[DO THIS]:
Leave out the pictures and transcribe the rest of the records exactly.

[SOURCE RECORDS]:
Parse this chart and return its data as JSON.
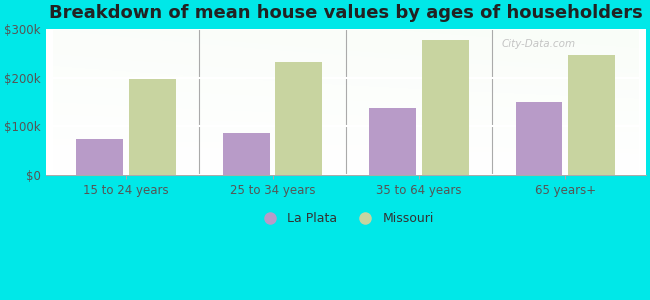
{
  "title": "Breakdown of mean house values by ages of householders",
  "categories": [
    "15 to 24 years",
    "25 to 34 years",
    "35 to 64 years",
    "65 years+"
  ],
  "la_plata": [
    75000,
    87000,
    138000,
    150000
  ],
  "missouri": [
    197000,
    232000,
    278000,
    248000
  ],
  "la_plata_color": "#b89bc8",
  "missouri_color": "#c8d4a0",
  "background_color": "#00e8e8",
  "ylim": [
    0,
    300000
  ],
  "yticks": [
    0,
    100000,
    200000,
    300000
  ],
  "ytick_labels": [
    "$0",
    "$100k",
    "$200k",
    "$300k"
  ],
  "legend_la_plata": "La Plata",
  "legend_missouri": "Missouri",
  "watermark": "City-Data.com",
  "bar_width": 0.32,
  "title_fontsize": 13,
  "tick_fontsize": 8.5,
  "legend_fontsize": 9
}
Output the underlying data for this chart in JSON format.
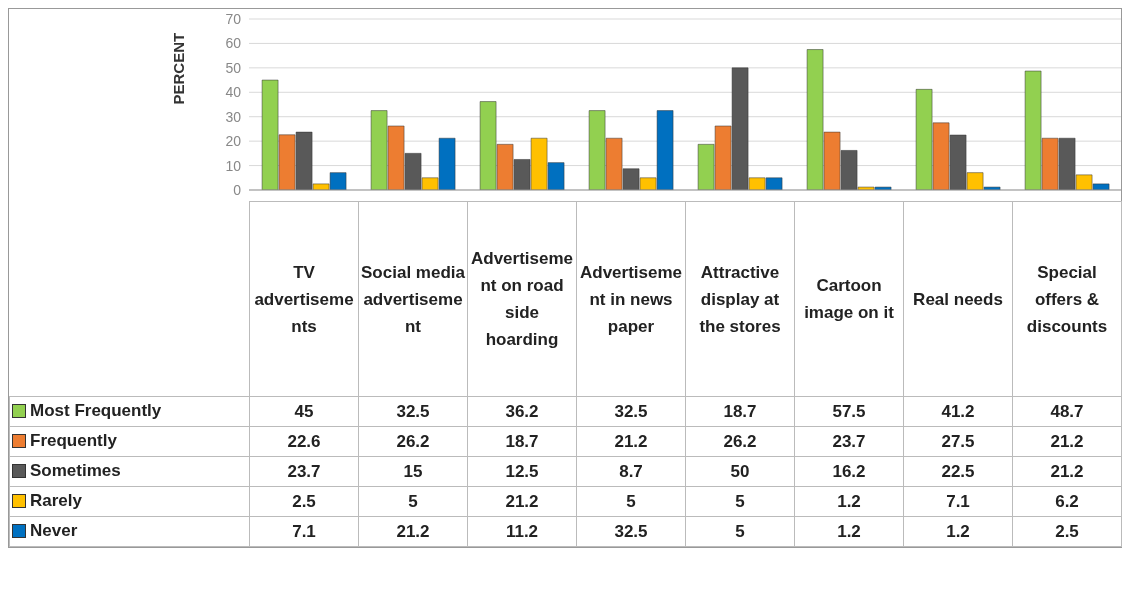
{
  "chart_data": {
    "type": "bar",
    "ylabel": "PERCENT",
    "categories": [
      "TV advertisements",
      "Social media advertisement",
      "Advertisement on road side hoarding",
      "Advertisement in news paper",
      "Attractive display at the stores",
      "Cartoon image on it",
      "Real needs",
      "Special offers & discounts"
    ],
    "series": [
      {
        "name": "Most Frequently",
        "color": "#92d050",
        "values": [
          45,
          32.5,
          36.2,
          32.5,
          18.7,
          57.5,
          41.2,
          48.7
        ]
      },
      {
        "name": "Frequently",
        "color": "#ed7d31",
        "values": [
          22.6,
          26.2,
          18.7,
          21.2,
          26.2,
          23.7,
          27.5,
          21.2
        ]
      },
      {
        "name": "Sometimes",
        "color": "#595959",
        "values": [
          23.7,
          15,
          12.5,
          8.7,
          50,
          16.2,
          22.5,
          21.2
        ]
      },
      {
        "name": "Rarely",
        "color": "#ffc000",
        "values": [
          2.5,
          5,
          21.2,
          5,
          5,
          1.2,
          7.1,
          6.2
        ]
      },
      {
        "name": "Never",
        "color": "#0070c0",
        "values": [
          7.1,
          21.2,
          11.2,
          32.5,
          5,
          1.2,
          1.2,
          2.5
        ]
      }
    ],
    "ylim": [
      0,
      70
    ],
    "yticks": [
      0,
      10,
      20,
      30,
      40,
      50,
      60,
      70
    ],
    "grid": "y",
    "legend": "bottom left",
    "data_labels": true
  }
}
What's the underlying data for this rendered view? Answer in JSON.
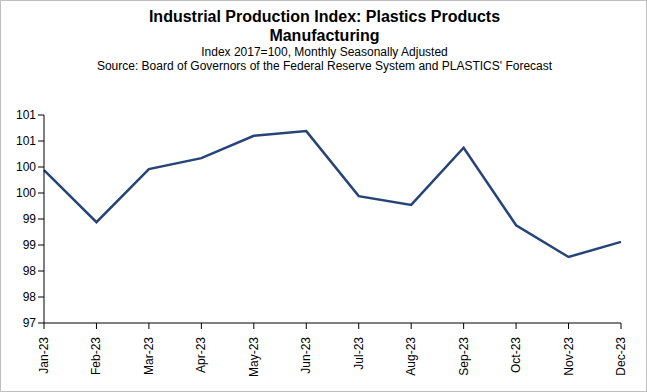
{
  "chart_data": {
    "type": "line",
    "title": "Industrial Production Index: Plastics Products Manufacturing",
    "subtitle": [
      "Index 2017=100, Monthly Seasonally Adjusted",
      "Source: Board of Governors of the Federal Reserve System and PLASTICS' Forecast"
    ],
    "categories": [
      "Jan-23",
      "Feb-23",
      "Mar-23",
      "Apr-23",
      "May-23",
      "Jun-23",
      "Jul-23",
      "Aug-23",
      "Sep-23",
      "Oct-23",
      "Nov-23",
      "Dec-23"
    ],
    "values": [
      99.94,
      98.94,
      99.96,
      100.17,
      100.6,
      100.69,
      99.44,
      99.27,
      100.37,
      98.88,
      98.27,
      98.56
    ],
    "color": "#264478",
    "ylim": [
      97,
      101
    ],
    "yticks": [
      97,
      {
        "value": 97.5,
        "label": "98"
      },
      98,
      {
        "value": 98.5,
        "label": "99"
      },
      99,
      {
        "value": 99.5,
        "label": "100"
      },
      100,
      {
        "value": 100.5,
        "label": "101"
      },
      101
    ],
    "grid": false
  }
}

[OUTPUT FOR THIS EXERCISE]:
Parse this chart and return its data as JSON.
{
  "title": "Breakdown of mean house values by ages of householders",
  "categories": [
    "15 to 24 years",
    "25 to 34 years",
    "35 to 64 years",
    "65 years+"
  ],
  "la_plata": [
    75000,
    87000,
    138000,
    150000
  ],
  "missouri": [
    197000,
    232000,
    278000,
    248000
  ],
  "la_plata_color": "#b89bc8",
  "missouri_color": "#c8d4a0",
  "background_color": "#00e8e8",
  "ylim": [
    0,
    300000
  ],
  "yticks": [
    0,
    100000,
    200000,
    300000
  ],
  "ytick_labels": [
    "$0",
    "$100k",
    "$200k",
    "$300k"
  ],
  "legend_la_plata": "La Plata",
  "legend_missouri": "Missouri",
  "watermark": "City-Data.com",
  "bar_width": 0.32,
  "title_fontsize": 13,
  "tick_fontsize": 8.5,
  "legend_fontsize": 9
}
Output the underlying data for this chart in JSON format.
{
  "chart_data": {
    "type": "bar",
    "ylabel": "PERCENT",
    "categories": [
      "TV advertisements",
      "Social media advertisement",
      "Advertisement on road side hoarding",
      "Advertisement in news paper",
      "Attractive display at the stores",
      "Cartoon image on it",
      "Real needs",
      "Special offers & discounts"
    ],
    "series": [
      {
        "name": "Most Frequently",
        "color": "#92d050",
        "values": [
          45,
          32.5,
          36.2,
          32.5,
          18.7,
          57.5,
          41.2,
          48.7
        ]
      },
      {
        "name": "Frequently",
        "color": "#ed7d31",
        "values": [
          22.6,
          26.2,
          18.7,
          21.2,
          26.2,
          23.7,
          27.5,
          21.2
        ]
      },
      {
        "name": "Sometimes",
        "color": "#595959",
        "values": [
          23.7,
          15,
          12.5,
          8.7,
          50,
          16.2,
          22.5,
          21.2
        ]
      },
      {
        "name": "Rarely",
        "color": "#ffc000",
        "values": [
          2.5,
          5,
          21.2,
          5,
          5,
          1.2,
          7.1,
          6.2
        ]
      },
      {
        "name": "Never",
        "color": "#0070c0",
        "values": [
          7.1,
          21.2,
          11.2,
          32.5,
          5,
          1.2,
          1.2,
          2.5
        ]
      }
    ],
    "ylim": [
      0,
      70
    ],
    "yticks": [
      0,
      10,
      20,
      30,
      40,
      50,
      60,
      70
    ],
    "grid": "y",
    "legend": "bottom left",
    "data_labels": true
  }
}
What's the underlying data for this rendered view? Answer in JSON.
{
  "chart_data": {
    "type": "line",
    "title": "Industrial Production Index: Plastics Products Manufacturing",
    "subtitle": [
      "Index 2017=100, Monthly Seasonally Adjusted",
      "Source: Board of Governors of the Federal Reserve System and PLASTICS' Forecast"
    ],
    "categories": [
      "Jan-23",
      "Feb-23",
      "Mar-23",
      "Apr-23",
      "May-23",
      "Jun-23",
      "Jul-23",
      "Aug-23",
      "Sep-23",
      "Oct-23",
      "Nov-23",
      "Dec-23"
    ],
    "values": [
      99.94,
      98.94,
      99.96,
      100.17,
      100.6,
      100.69,
      99.44,
      99.27,
      100.37,
      98.88,
      98.27,
      98.56
    ],
    "color": "#264478",
    "ylim": [
      97,
      101
    ],
    "yticks": [
      97,
      {
        "value": 97.5,
        "label": "98"
      },
      98,
      {
        "value": 98.5,
        "label": "99"
      },
      99,
      {
        "value": 99.5,
        "label": "100"
      },
      100,
      {
        "value": 100.5,
        "label": "101"
      },
      101
    ],
    "grid": false
  }
}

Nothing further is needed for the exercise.